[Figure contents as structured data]
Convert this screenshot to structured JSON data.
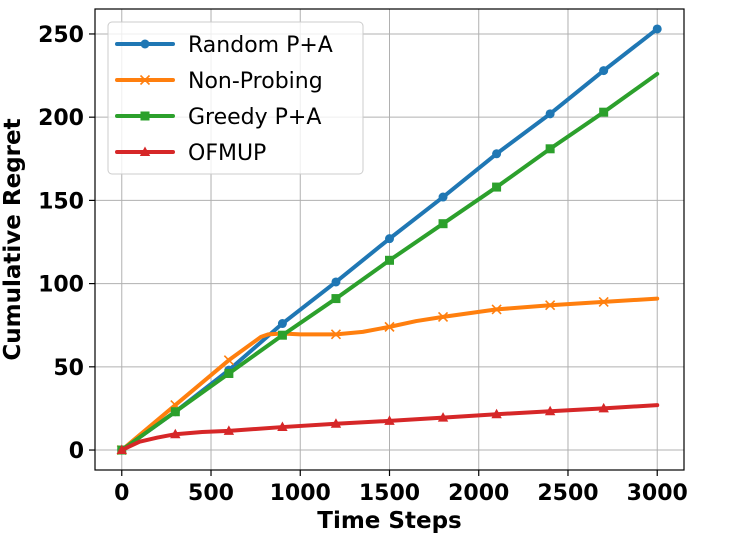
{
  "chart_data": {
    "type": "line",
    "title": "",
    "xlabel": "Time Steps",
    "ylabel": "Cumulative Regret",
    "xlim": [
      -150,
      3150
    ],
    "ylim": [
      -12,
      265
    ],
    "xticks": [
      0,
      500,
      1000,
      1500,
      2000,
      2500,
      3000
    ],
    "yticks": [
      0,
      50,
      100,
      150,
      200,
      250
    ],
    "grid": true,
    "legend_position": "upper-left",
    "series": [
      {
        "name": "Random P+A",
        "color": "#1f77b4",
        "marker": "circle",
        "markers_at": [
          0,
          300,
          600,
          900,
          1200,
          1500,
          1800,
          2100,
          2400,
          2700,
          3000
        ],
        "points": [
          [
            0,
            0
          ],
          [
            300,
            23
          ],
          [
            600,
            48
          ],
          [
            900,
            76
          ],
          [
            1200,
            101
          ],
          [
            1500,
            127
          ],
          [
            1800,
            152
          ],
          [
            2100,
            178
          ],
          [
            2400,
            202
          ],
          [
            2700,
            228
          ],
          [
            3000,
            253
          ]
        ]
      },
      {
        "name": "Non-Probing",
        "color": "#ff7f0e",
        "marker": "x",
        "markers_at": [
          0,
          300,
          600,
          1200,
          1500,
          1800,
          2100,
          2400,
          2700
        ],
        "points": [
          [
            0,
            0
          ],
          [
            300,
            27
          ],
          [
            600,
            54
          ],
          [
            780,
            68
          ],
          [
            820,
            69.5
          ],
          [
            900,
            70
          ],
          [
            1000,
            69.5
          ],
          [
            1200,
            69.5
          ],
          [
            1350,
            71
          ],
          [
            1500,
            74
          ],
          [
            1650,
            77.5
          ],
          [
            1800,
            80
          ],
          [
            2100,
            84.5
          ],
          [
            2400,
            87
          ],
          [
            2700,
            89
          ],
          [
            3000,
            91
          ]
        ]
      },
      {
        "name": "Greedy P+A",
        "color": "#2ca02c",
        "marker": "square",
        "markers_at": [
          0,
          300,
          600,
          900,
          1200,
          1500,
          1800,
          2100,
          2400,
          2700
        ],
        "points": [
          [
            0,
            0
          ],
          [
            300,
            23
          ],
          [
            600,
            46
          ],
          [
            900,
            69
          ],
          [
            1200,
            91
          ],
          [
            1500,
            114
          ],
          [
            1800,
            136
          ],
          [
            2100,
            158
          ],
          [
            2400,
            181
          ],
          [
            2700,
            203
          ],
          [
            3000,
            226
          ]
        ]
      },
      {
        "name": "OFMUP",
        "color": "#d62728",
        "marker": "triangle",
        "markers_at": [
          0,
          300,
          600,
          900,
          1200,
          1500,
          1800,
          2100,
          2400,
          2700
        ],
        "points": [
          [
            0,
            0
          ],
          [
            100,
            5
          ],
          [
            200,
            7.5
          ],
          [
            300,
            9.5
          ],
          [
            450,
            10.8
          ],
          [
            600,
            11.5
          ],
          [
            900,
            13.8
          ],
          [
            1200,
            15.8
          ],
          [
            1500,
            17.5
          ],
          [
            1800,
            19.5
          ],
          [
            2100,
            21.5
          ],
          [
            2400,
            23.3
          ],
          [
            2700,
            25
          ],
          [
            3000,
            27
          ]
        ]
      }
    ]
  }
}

#### [Problem statement]
Using the listing above, gather each line that holds the string "name" and copy it.

#### [The output]
        "name": "Random P+A",
        "name": "Non-Probing",
        "name": "Greedy P+A",
        "name": "OFMUP",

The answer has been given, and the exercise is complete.